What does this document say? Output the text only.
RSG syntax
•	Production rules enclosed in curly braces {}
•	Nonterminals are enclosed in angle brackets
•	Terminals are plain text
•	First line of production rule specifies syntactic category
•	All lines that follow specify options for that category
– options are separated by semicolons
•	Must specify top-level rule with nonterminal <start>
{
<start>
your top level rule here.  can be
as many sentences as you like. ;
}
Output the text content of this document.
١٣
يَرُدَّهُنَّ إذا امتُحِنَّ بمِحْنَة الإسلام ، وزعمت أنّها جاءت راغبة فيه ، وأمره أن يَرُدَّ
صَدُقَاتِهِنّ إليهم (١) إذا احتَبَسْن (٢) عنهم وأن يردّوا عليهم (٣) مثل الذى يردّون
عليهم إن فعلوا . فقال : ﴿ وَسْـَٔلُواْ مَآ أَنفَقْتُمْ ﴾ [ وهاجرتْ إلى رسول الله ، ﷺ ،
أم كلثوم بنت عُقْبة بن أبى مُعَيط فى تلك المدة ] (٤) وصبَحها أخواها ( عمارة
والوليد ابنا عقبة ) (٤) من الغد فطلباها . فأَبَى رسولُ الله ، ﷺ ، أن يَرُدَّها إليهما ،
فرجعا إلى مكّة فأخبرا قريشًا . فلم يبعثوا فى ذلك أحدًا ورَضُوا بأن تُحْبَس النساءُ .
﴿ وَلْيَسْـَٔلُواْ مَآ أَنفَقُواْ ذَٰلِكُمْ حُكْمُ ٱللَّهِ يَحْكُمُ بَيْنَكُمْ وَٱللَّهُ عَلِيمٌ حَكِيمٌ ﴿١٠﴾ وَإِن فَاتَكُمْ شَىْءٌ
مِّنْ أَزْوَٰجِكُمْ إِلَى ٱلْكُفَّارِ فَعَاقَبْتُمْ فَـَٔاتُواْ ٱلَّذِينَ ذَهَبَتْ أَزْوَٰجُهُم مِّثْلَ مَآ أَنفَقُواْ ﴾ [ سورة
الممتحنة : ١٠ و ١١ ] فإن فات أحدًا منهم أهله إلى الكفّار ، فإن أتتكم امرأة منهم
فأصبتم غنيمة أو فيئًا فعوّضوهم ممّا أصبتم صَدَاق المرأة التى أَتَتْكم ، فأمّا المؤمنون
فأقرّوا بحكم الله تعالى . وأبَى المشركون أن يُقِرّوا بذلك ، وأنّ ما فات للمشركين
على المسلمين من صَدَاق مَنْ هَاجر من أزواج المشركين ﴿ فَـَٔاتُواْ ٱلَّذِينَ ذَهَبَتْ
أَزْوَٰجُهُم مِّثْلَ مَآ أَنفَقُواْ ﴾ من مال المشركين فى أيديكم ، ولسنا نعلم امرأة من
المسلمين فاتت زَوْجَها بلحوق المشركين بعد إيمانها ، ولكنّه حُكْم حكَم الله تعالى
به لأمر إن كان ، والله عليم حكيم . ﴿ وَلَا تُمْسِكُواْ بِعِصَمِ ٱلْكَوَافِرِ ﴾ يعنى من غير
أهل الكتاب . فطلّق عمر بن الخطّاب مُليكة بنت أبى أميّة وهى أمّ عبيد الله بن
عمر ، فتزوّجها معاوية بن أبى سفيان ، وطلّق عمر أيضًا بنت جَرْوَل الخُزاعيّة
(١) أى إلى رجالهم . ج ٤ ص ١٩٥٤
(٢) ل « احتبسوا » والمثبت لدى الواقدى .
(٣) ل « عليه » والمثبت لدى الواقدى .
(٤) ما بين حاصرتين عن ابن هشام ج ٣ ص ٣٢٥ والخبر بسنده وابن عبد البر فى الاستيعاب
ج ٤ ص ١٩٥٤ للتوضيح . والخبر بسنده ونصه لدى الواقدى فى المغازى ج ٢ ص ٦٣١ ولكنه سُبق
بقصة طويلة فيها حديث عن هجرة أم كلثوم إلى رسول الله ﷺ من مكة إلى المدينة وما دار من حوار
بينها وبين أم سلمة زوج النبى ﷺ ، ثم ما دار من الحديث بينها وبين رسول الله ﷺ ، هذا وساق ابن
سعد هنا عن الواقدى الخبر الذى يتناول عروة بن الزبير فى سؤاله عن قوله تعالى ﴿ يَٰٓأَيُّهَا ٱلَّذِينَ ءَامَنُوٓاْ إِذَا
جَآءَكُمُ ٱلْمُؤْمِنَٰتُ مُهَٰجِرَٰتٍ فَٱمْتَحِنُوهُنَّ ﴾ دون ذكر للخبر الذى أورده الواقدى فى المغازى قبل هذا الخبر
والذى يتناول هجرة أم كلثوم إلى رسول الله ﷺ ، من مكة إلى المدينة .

================================

» GIVEN PROBLEM:
Where a line holds "المدينة", copy it out.

» EXERCISE RESPONSE:
بقصة طويلة فيها حديث عن هجرة أم كلثوم إلى رسول الله ﷺ من مكة إلى المدينة وما دار من حوار
والذى يتناول هجرة أم كلثوم إلى رسول الله ﷺ ، من مكة إلى المدينة .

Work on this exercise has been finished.